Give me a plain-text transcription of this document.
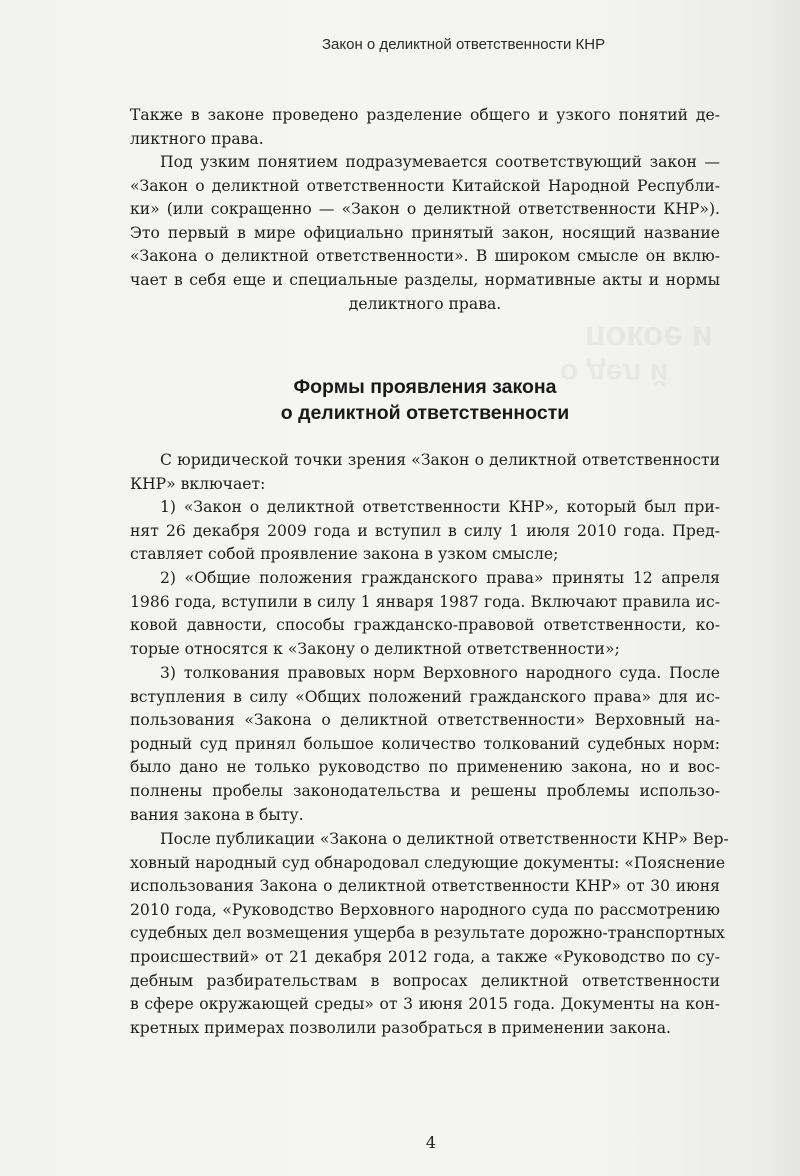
покое и
о дел й
Закон о деликтной ответственности КНР

Также в законе проведено разделение общего и узкого понятий де-
ликтного права.

Под узким понятием подразумевается соответствующий закон —
«Закон о деликтной ответственности Китайской Народной Республи-
ки» (или сокращенно — «Закон о деликтной ответственности КНР»).
Это первый в мире официально принятый закон, носящий название
«Закона о деликтной ответственности». В широком смысле он вклю-
чает в себя еще и специальные разделы, нормативные акты и нормы
деликтного права.

Формы проявления закона
о деликтной ответственности

С юридической точки зрения «Закон о деликтной ответственности
КНР» включает:

1) «Закон о деликтной ответственности КНР», который был при-
нят 26 декабря 2009 года и вступил в силу 1 июля 2010 года. Пред-
ставляет собой проявление закона в узком смысле;

2) «Общие положения гражданского права» приняты 12 апреля
1986 года, вступили в силу 1 января 1987 года. Включают правила ис-
ковой давности, способы гражданско-правовой ответственности, ко-
торые относятся к «Закону о деликтной ответственности»;

3) толкования правовых норм Верховного народного суда. После
вступления в силу «Общих положений гражданского права» для ис-
пользования «Закона о деликтной ответственности» Верховный на-
родный суд принял большое количество толкований судебных норм:
было дано не только руководство по применению закона, но и вос-
полнены пробелы законодательства и решены проблемы использо-
вания закона в быту.

После публикации «Закона о деликтной ответственности КНР» Вер-
ховный народный суд обнародовал следующие документы: «Пояснение
использования Закона о деликтной ответственности КНР» от 30 июня
2010 года, «Руководство Верховного народного суда по рассмотрению
судебных дел возмещения ущерба в результате дорожно-транспортных
происшествий» от 21 декабря 2012 года, а также «Руководство по су-
дебным разбирательствам в вопросах деликтной ответственности
в сфере окружающей среды» от 3 июня 2015 года. Документы на кон-
кретных примерах позволили разобраться в применении закона.

4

#### Task to complete:
Where does the word "права" appear in the listing? List each line that holds it.

#### Output of the task:
ликтного права.
деликтного права.
2) «Общие положения гражданского права» приняты 12 апреля
вступления в силу «Общих положений гражданского права» для ис-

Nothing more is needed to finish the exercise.